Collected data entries

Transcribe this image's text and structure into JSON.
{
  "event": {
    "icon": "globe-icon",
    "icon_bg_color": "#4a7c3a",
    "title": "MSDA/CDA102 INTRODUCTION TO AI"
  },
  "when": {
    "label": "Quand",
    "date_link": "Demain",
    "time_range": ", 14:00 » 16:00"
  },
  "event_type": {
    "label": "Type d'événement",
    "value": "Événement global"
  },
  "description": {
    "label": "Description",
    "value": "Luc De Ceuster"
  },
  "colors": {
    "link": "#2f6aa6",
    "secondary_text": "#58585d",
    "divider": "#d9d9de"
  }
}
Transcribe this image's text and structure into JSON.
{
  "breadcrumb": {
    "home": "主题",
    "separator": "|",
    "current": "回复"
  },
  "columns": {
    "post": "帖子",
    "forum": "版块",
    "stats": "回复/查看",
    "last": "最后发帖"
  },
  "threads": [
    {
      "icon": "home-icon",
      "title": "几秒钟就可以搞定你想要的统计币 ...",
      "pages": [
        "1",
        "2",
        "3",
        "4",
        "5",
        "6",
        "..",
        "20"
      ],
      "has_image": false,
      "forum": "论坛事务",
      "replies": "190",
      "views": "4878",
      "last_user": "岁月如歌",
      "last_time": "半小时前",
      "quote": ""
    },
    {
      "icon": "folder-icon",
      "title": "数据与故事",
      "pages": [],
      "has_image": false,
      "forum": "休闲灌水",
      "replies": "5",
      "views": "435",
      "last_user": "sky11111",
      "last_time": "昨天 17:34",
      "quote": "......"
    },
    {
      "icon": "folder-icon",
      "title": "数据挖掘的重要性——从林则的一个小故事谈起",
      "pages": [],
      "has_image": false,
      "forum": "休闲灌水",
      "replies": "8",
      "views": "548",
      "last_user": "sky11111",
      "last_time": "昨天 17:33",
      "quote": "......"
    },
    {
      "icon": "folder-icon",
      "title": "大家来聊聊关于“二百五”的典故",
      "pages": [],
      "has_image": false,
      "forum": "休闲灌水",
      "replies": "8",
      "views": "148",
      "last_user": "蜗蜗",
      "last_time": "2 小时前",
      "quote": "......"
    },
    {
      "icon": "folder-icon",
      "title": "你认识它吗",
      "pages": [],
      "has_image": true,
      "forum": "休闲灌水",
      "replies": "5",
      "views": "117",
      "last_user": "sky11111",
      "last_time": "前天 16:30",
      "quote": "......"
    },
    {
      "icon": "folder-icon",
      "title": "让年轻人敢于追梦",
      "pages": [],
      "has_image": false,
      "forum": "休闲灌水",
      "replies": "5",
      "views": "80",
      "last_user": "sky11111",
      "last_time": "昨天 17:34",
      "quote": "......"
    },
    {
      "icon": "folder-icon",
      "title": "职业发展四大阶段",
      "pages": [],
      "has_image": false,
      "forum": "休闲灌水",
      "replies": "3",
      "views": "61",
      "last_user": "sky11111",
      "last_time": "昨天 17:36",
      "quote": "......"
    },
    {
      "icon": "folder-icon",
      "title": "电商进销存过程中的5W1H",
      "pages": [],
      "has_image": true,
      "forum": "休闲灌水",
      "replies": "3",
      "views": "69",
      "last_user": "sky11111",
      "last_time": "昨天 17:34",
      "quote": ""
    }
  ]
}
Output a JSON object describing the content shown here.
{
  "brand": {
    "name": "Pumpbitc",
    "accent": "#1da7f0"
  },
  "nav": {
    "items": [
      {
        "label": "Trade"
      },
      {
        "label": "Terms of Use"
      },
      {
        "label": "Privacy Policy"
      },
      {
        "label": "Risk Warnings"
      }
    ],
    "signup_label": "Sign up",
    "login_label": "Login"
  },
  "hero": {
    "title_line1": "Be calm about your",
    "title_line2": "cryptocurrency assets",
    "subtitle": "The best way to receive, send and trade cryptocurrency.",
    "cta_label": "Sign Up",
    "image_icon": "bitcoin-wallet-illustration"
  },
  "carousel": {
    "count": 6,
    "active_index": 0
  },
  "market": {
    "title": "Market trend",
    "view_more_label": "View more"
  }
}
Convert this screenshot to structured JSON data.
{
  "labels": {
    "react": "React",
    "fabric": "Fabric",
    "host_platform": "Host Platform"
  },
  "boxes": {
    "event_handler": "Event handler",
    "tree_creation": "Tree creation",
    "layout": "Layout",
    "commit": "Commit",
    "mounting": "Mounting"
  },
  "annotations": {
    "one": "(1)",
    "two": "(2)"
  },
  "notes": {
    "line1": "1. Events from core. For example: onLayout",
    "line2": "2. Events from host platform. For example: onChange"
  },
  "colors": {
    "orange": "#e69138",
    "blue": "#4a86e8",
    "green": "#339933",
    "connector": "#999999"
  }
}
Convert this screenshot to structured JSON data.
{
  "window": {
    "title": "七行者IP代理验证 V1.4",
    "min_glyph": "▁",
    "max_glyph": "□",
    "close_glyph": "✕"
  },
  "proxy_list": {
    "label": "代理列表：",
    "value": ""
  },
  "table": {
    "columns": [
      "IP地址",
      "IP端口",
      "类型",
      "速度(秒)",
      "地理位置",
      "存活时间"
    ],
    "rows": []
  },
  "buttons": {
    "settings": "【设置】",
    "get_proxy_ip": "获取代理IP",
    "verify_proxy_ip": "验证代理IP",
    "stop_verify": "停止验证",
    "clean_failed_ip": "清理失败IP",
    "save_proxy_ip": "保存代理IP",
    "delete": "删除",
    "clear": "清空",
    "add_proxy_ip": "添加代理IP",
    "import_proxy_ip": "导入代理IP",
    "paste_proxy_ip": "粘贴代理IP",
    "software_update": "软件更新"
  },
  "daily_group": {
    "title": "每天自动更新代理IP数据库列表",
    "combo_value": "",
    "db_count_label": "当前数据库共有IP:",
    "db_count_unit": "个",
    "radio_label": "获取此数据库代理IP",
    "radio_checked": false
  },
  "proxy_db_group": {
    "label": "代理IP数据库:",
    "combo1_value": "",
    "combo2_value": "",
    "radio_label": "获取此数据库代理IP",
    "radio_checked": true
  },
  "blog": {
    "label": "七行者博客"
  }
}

» **Required work**
Exactly reproduce the material above.

» **Final result**
Transcribe this image's text and structure into JSON.
{
  "event": {
    "icon": "globe-icon",
    "icon_bg_color": "#4a7c3a",
    "title": "MSDA/CDA102 INTRODUCTION TO AI"
  },
  "when": {
    "label": "Quand",
    "date_link": "Demain",
    "time_range": ", 14:00 » 16:00"
  },
  "event_type": {
    "label": "Type d'événement",
    "value": "Événement global"
  },
  "description": {
    "label": "Description",
    "value": "Luc De Ceuster"
  },
  "colors": {
    "link": "#2f6aa6",
    "secondary_text": "#58585d",
    "divider": "#d9d9de"
  }
}
Transcribe this image's text and structure into JSON.
{
  "breadcrumb": {
    "home": "主题",
    "separator": "|",
    "current": "回复"
  },
  "columns": {
    "post": "帖子",
    "forum": "版块",
    "stats": "回复/查看",
    "last": "最后发帖"
  },
  "threads": [
    {
      "icon": "home-icon",
      "title": "几秒钟就可以搞定你想要的统计币 ...",
      "pages": [
        "1",
        "2",
        "3",
        "4",
        "5",
        "6",
        "..",
        "20"
      ],
      "has_image": false,
      "forum": "论坛事务",
      "replies": "190",
      "views": "4878",
      "last_user": "岁月如歌",
      "last_time": "半小时前",
      "quote": ""
    },
    {
      "icon": "folder-icon",
      "title": "数据与故事",
      "pages": [],
      "has_image": false,
      "forum": "休闲灌水",
      "replies": "5",
      "views": "435",
      "last_user": "sky11111",
      "last_time": "昨天 17:34",
      "quote": "......"
    },
    {
      "icon": "folder-icon",
      "title": "数据挖掘的重要性——从林则的一个小故事谈起",
      "pages": [],
      "has_image": false,
      "forum": "休闲灌水",
      "replies": "8",
      "views": "548",
      "last_user": "sky11111",
      "last_time": "昨天 17:33",
      "quote": "......"
    },
    {
      "icon": "folder-icon",
      "title": "大家来聊聊关于“二百五”的典故",
      "pages": [],
      "has_image": false,
      "forum": "休闲灌水",
      "replies": "8",
      "views": "148",
      "last_user": "蜗蜗",
      "last_time": "2 小时前",
      "quote": "......"
    },
    {
      "icon": "folder-icon",
      "title": "你认识它吗",
      "pages": [],
      "has_image": true,
      "forum": "休闲灌水",
      "replies": "5",
      "views": "117",
      "last_user": "sky11111",
      "last_time": "前天 16:30",
      "quote": "......"
    },
    {
      "icon": "folder-icon",
      "title": "让年轻人敢于追梦",
      "pages": [],
      "has_image": false,
      "forum": "休闲灌水",
      "replies": "5",
      "views": "80",
      "last_user": "sky11111",
      "last_time": "昨天 17:34",
      "quote": "......"
    },
    {
      "icon": "folder-icon",
      "title": "职业发展四大阶段",
      "pages": [],
      "has_image": false,
      "forum": "休闲灌水",
      "replies": "3",
      "views": "61",
      "last_user": "sky11111",
      "last_time": "昨天 17:36",
      "quote": "......"
    },
    {
      "icon": "folder-icon",
      "title": "电商进销存过程中的5W1H",
      "pages": [],
      "has_image": true,
      "forum": "休闲灌水",
      "replies": "3",
      "views": "69",
      "last_user": "sky11111",
      "last_time": "昨天 17:34",
      "quote": ""
    }
  ]
}
Output a JSON object describing the content shown here.
{
  "brand": {
    "name": "Pumpbitc",
    "accent": "#1da7f0"
  },
  "nav": {
    "items": [
      {
        "label": "Trade"
      },
      {
        "label": "Terms of Use"
      },
      {
        "label": "Privacy Policy"
      },
      {
        "label": "Risk Warnings"
      }
    ],
    "signup_label": "Sign up",
    "login_label": "Login"
  },
  "hero": {
    "title_line1": "Be calm about your",
    "title_line2": "cryptocurrency assets",
    "subtitle": "The best way to receive, send and trade cryptocurrency.",
    "cta_label": "Sign Up",
    "image_icon": "bitcoin-wallet-illustration"
  },
  "carousel": {
    "count": 6,
    "active_index": 0
  },
  "market": {
    "title": "Market trend",
    "view_more_label": "View more"
  }
}
Convert this screenshot to structured JSON data.
{
  "labels": {
    "react": "React",
    "fabric": "Fabric",
    "host_platform": "Host Platform"
  },
  "boxes": {
    "event_handler": "Event handler",
    "tree_creation": "Tree creation",
    "layout": "Layout",
    "commit": "Commit",
    "mounting": "Mounting"
  },
  "annotations": {
    "one": "(1)",
    "two": "(2)"
  },
  "notes": {
    "line1": "1. Events from core. For example: onLayout",
    "line2": "2. Events from host platform. For example: onChange"
  },
  "colors": {
    "orange": "#e69138",
    "blue": "#4a86e8",
    "green": "#339933",
    "connector": "#999999"
  }
}
Convert this screenshot to structured JSON data.
{
  "window": {
    "title": "七行者IP代理验证 V1.4",
    "min_glyph": "▁",
    "max_glyph": "□",
    "close_glyph": "✕"
  },
  "proxy_list": {
    "label": "代理列表：",
    "value": ""
  },
  "table": {
    "columns": [
      "IP地址",
      "IP端口",
      "类型",
      "速度(秒)",
      "地理位置",
      "存活时间"
    ],
    "rows": []
  },
  "buttons": {
    "settings": "【设置】",
    "get_proxy_ip": "获取代理IP",
    "verify_proxy_ip": "验证代理IP",
    "stop_verify": "停止验证",
    "clean_failed_ip": "清理失败IP",
    "save_proxy_ip": "保存代理IP",
    "delete": "删除",
    "clear": "清空",
    "add_proxy_ip": "添加代理IP",
    "import_proxy_ip": "导入代理IP",
    "paste_proxy_ip": "粘贴代理IP",
    "software_update": "软件更新"
  },
  "daily_group": {
    "title": "每天自动更新代理IP数据库列表",
    "combo_value": "",
    "db_count_label": "当前数据库共有IP:",
    "db_count_unit": "个",
    "radio_label": "获取此数据库代理IP",
    "radio_checked": false
  },
  "proxy_db_group": {
    "label": "代理IP数据库:",
    "combo1_value": "",
    "combo2_value": "",
    "radio_label": "获取此数据库代理IP",
    "radio_checked": true
  },
  "blog": {
    "label": "七行者博客"
  }
}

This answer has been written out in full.